WHAT YOU SHOULD DO
Copy the lines below, from the line with "Localize each UI" up to and including the line with "523, 490, 539]". Leave the pictures out of your copy.

STORED RECORDS
━━━━━━━━

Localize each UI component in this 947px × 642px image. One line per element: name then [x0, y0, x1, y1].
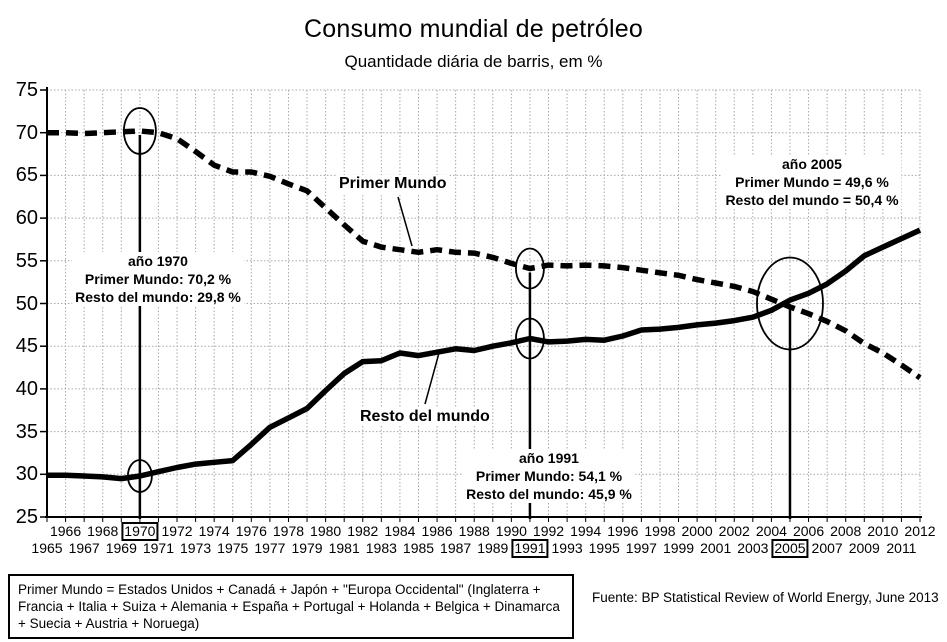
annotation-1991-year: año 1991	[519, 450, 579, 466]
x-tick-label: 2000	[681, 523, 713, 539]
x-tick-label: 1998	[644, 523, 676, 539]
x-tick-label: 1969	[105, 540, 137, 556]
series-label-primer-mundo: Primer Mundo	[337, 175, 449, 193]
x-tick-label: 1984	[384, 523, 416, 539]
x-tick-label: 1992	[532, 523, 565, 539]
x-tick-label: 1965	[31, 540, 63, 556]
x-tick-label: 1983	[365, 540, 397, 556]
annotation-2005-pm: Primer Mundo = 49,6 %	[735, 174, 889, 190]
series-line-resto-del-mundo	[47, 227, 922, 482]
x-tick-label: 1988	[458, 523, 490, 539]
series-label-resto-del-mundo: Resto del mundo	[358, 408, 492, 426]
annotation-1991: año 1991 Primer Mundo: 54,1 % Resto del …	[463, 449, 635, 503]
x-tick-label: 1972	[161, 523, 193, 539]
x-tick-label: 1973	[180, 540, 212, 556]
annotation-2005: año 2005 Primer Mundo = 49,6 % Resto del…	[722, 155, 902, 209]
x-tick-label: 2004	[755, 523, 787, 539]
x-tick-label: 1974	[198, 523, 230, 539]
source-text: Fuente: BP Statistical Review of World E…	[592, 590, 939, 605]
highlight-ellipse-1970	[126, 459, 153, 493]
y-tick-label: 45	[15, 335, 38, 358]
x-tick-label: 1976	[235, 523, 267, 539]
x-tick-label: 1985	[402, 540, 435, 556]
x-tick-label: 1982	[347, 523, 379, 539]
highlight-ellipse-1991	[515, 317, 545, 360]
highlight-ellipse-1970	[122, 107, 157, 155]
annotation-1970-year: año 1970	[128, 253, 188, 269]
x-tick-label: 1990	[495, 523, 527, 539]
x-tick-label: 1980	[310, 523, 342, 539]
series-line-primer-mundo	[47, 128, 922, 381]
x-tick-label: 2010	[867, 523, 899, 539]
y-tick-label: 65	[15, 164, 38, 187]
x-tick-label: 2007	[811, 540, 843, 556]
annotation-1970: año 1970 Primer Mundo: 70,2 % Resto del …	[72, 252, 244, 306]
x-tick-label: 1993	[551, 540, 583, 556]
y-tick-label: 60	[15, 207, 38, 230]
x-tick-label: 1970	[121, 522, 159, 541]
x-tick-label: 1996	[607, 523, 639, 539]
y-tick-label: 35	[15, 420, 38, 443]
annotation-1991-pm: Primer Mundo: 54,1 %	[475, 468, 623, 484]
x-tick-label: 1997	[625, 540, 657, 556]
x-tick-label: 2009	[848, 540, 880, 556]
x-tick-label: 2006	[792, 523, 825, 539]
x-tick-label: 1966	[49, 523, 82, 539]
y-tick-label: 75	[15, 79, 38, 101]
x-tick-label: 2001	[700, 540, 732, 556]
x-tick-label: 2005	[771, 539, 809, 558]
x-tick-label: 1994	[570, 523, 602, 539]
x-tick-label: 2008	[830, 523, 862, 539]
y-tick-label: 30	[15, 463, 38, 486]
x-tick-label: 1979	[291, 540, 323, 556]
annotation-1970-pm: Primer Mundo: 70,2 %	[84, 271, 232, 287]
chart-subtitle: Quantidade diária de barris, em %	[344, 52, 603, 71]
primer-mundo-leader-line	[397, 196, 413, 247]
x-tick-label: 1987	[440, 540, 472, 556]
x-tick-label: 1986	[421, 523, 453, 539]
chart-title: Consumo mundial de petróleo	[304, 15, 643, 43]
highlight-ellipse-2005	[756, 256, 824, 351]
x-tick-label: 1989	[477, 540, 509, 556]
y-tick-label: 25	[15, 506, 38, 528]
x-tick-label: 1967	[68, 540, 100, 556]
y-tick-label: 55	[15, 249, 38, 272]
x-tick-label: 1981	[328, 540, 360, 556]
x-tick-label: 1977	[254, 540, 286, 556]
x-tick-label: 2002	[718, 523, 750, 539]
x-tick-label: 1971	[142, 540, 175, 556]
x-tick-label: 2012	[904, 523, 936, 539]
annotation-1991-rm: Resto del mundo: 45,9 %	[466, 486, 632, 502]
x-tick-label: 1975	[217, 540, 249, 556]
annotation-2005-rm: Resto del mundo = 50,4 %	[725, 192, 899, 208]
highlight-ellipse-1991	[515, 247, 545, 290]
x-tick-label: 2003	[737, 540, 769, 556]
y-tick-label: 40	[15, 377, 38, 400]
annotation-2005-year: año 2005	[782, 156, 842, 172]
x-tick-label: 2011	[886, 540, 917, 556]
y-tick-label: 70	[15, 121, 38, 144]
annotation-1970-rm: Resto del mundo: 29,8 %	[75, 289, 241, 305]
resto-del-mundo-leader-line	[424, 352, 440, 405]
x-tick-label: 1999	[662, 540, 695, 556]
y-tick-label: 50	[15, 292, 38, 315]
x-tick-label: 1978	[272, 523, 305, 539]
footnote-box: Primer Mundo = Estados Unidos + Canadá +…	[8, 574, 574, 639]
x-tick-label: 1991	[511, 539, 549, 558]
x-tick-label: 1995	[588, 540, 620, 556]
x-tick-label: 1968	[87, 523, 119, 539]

━━━━━━━━

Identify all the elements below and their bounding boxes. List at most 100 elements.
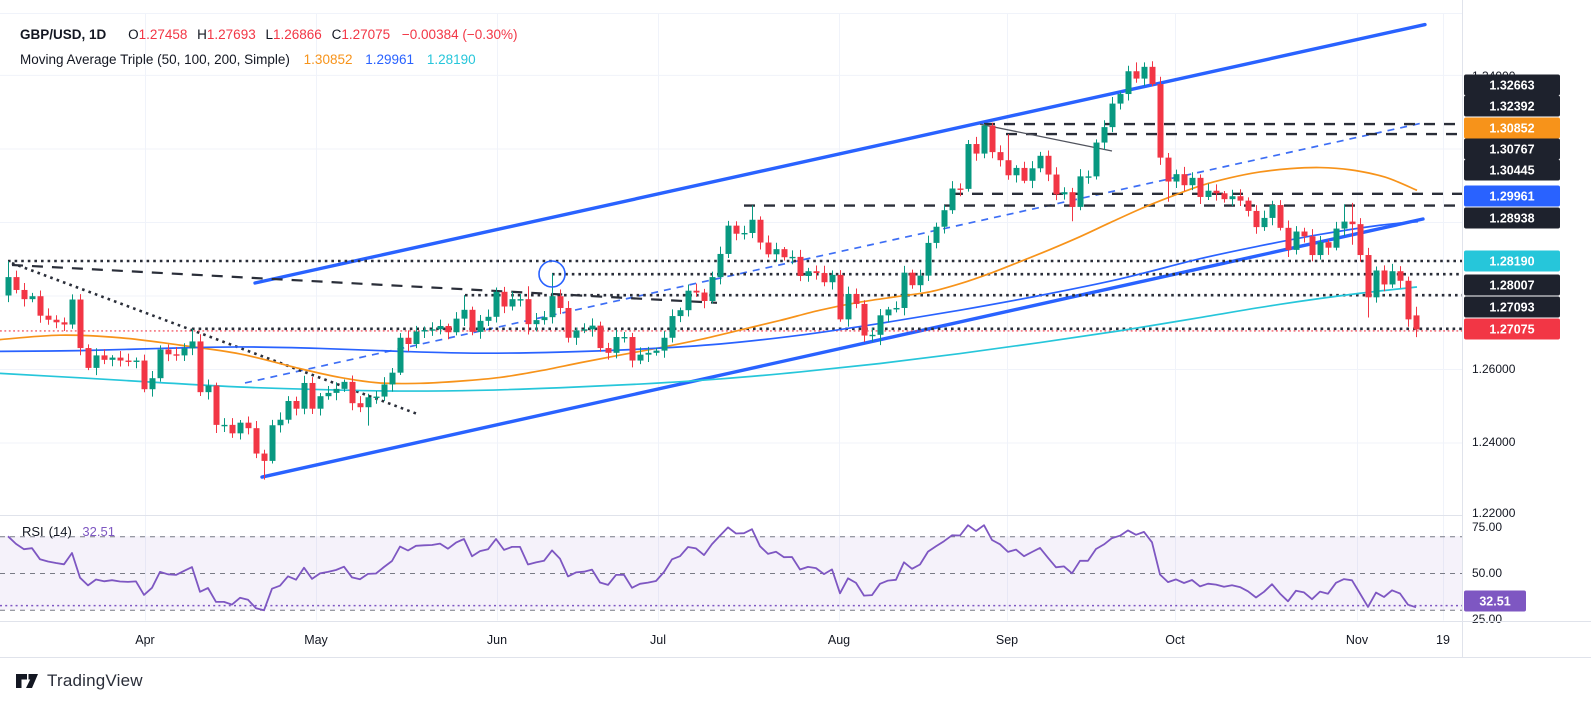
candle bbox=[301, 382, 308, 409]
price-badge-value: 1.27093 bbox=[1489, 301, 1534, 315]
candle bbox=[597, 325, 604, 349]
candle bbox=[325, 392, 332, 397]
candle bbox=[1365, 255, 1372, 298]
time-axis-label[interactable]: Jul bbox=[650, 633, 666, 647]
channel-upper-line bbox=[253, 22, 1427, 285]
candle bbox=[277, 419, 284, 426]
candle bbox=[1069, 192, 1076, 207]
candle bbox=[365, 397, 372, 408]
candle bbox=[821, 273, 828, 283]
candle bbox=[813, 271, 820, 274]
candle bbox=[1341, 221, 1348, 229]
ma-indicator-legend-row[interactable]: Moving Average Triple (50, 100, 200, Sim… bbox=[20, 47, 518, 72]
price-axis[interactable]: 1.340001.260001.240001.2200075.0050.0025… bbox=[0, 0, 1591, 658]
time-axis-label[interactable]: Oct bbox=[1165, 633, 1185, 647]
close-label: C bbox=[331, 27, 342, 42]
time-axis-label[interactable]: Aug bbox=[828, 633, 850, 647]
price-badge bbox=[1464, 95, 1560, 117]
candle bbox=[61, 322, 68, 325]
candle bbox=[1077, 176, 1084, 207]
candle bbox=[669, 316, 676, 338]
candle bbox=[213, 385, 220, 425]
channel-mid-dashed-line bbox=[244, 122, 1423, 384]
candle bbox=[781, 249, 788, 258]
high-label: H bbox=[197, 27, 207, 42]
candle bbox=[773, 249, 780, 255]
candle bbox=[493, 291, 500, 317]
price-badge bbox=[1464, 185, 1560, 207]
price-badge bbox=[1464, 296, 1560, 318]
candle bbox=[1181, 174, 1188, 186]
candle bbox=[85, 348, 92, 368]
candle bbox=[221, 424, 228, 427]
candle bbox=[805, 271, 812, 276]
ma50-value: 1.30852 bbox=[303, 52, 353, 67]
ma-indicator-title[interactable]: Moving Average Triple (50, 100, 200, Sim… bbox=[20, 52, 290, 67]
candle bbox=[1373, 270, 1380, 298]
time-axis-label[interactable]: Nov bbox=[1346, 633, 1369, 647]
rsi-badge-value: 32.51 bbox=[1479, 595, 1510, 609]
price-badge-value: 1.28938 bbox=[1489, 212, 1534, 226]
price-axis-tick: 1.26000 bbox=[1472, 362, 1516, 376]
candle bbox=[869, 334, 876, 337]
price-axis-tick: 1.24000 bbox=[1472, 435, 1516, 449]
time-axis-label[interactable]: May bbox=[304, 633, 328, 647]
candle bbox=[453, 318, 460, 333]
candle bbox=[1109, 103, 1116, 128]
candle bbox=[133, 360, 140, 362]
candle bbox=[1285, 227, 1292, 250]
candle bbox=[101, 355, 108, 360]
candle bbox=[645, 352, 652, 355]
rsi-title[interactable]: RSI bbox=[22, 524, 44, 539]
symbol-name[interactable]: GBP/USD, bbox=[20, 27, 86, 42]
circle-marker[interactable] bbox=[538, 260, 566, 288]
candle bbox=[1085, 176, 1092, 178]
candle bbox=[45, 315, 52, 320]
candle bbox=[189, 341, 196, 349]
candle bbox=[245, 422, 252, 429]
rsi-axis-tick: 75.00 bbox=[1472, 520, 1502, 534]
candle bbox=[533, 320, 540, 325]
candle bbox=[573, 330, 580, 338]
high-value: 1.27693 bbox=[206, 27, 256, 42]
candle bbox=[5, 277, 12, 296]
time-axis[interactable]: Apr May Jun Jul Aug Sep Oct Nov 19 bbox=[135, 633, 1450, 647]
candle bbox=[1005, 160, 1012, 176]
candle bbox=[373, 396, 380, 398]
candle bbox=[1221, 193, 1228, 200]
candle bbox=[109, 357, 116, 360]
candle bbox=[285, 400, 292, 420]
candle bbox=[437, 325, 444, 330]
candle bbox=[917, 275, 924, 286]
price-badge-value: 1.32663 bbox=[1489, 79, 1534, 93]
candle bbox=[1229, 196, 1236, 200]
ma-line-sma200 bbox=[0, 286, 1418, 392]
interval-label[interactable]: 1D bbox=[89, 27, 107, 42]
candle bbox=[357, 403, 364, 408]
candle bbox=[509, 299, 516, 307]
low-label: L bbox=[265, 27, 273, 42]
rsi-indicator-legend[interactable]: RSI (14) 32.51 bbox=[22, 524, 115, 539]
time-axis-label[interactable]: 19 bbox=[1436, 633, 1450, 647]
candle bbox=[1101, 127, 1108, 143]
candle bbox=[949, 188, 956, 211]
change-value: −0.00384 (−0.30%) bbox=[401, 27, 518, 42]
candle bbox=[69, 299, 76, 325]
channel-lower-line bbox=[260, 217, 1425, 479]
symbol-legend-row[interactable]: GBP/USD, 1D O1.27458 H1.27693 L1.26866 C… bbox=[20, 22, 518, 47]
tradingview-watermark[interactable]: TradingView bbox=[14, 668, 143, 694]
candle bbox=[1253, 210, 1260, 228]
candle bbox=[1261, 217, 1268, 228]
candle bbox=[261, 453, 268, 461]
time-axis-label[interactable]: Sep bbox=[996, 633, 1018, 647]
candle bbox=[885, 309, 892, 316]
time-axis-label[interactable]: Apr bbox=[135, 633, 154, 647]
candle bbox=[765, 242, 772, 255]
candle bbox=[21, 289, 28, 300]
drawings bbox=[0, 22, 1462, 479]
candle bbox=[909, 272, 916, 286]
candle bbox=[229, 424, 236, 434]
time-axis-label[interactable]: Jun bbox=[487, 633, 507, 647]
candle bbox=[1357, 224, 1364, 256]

━━━━━━━━

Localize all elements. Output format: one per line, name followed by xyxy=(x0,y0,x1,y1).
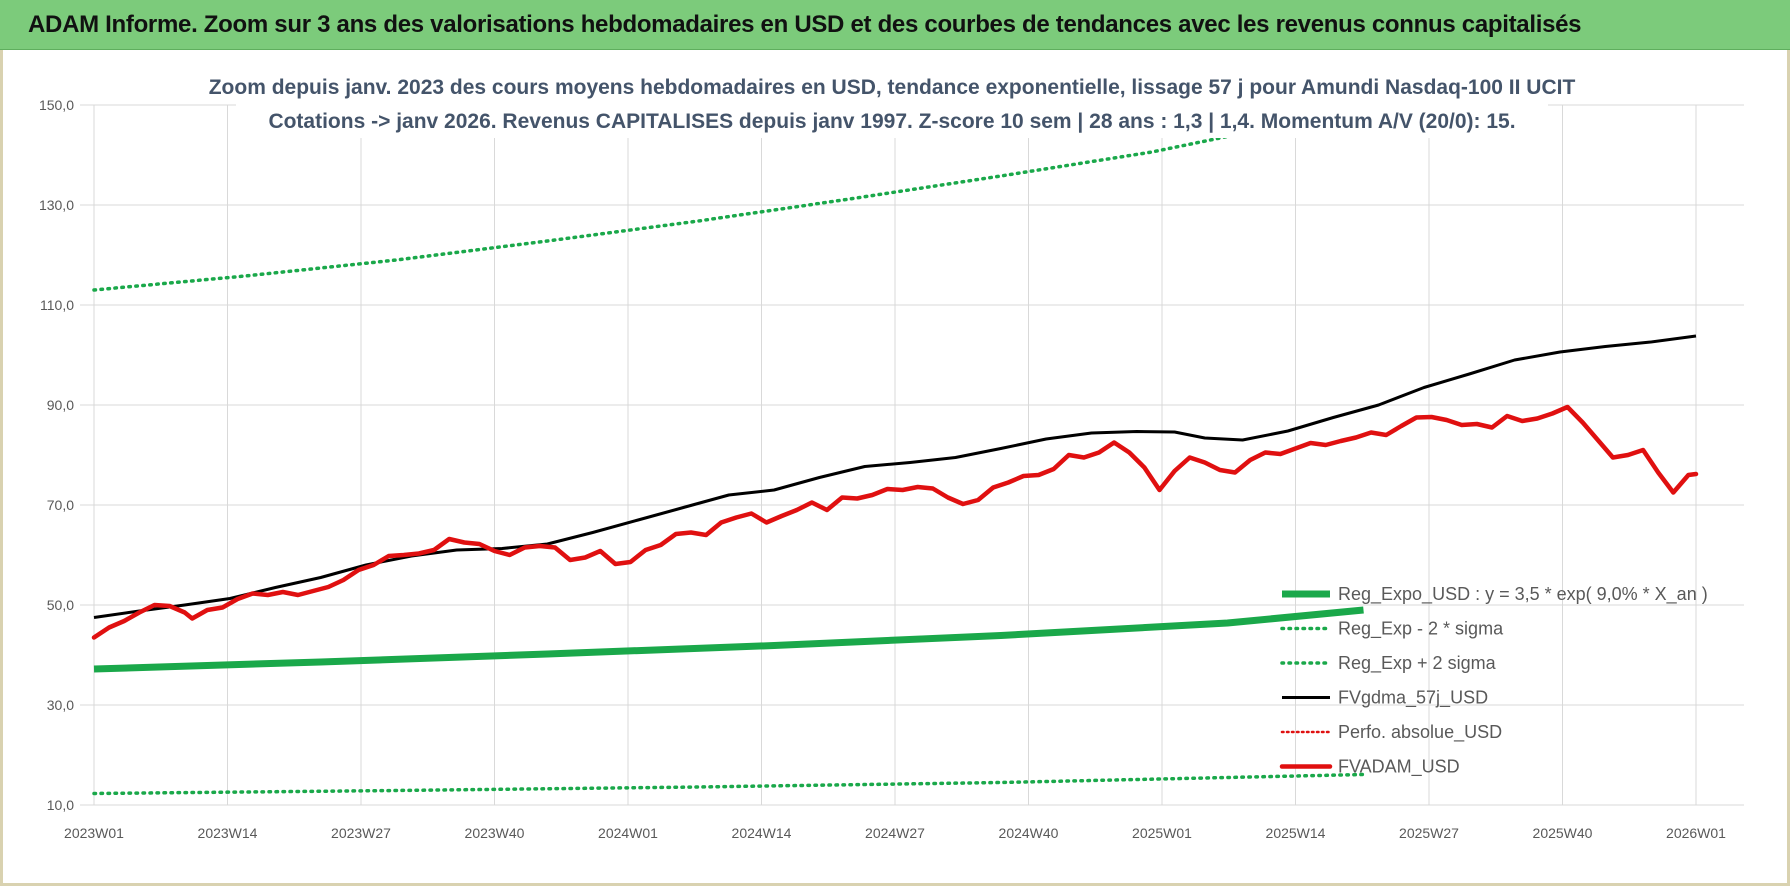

━━━━━━━━

EXERCISE RESPONSE
Localize each UI component in this 947px × 642px image. One line per element: name then [x0, y0, x1, y1].
annotation-1991-year: año 1991	[519, 450, 579, 466]
x-tick-label: 2000	[681, 523, 713, 539]
x-tick-label: 1998	[644, 523, 676, 539]
x-tick-label: 1969	[105, 540, 137, 556]
series-label-primer-mundo: Primer Mundo	[337, 175, 449, 193]
x-tick-label: 1984	[384, 523, 416, 539]
x-tick-label: 1992	[532, 523, 565, 539]
x-tick-label: 1965	[31, 540, 63, 556]
x-tick-label: 1983	[365, 540, 397, 556]
annotation-2005-pm: Primer Mundo = 49,6 %	[735, 174, 889, 190]
series-line-resto-del-mundo	[47, 227, 922, 482]
x-tick-label: 1988	[458, 523, 490, 539]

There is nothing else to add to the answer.